__Do this__. Would you retype all of these records exactly?

Dataset records

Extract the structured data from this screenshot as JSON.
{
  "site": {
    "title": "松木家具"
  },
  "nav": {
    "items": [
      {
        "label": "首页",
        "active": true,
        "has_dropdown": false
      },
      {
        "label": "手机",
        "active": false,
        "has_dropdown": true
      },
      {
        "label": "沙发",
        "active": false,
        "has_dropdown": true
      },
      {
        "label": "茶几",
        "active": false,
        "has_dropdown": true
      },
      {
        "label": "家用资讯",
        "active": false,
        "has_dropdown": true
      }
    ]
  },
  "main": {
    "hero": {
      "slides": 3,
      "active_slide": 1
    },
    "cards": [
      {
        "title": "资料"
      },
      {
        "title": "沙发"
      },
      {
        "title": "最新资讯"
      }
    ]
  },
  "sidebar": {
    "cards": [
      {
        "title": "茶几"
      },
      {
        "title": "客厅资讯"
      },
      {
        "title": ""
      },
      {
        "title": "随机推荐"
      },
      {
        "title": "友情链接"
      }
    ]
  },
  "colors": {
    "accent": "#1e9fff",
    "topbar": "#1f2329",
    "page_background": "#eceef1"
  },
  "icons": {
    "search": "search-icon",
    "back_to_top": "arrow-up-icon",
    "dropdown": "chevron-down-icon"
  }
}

__Task output__.
Extract the structured data from this screenshot as JSON.
{
  "site": {
    "title": "松木家具"
  },
  "nav": {
    "items": [
      {
        "label": "首页",
        "active": true,
        "has_dropdown": false
      },
      {
        "label": "手机",
        "active": false,
        "has_dropdown": true
      },
      {
        "label": "沙发",
        "active": false,
        "has_dropdown": true
      },
      {
        "label": "茶几",
        "active": false,
        "has_dropdown": true
      },
      {
        "label": "家用资讯",
        "active": false,
        "has_dropdown": true
      }
    ]
  },
  "main": {
    "hero": {
      "slides": 3,
      "active_slide": 1
    },
    "cards": [
      {
        "title": "资料"
      },
      {
        "title": "沙发"
      },
      {
        "title": "最新资讯"
      }
    ]
  },
  "sidebar": {
    "cards": [
      {
        "title": "茶几"
      },
      {
        "title": "客厅资讯"
      },
      {
        "title": ""
      },
      {
        "title": "随机推荐"
      },
      {
        "title": "友情链接"
      }
    ]
  },
  "colors": {
    "accent": "#1e9fff",
    "topbar": "#1f2329",
    "page_background": "#eceef1"
  },
  "icons": {
    "search": "search-icon",
    "back_to_top": "arrow-up-icon",
    "dropdown": "chevron-down-icon"
  }
}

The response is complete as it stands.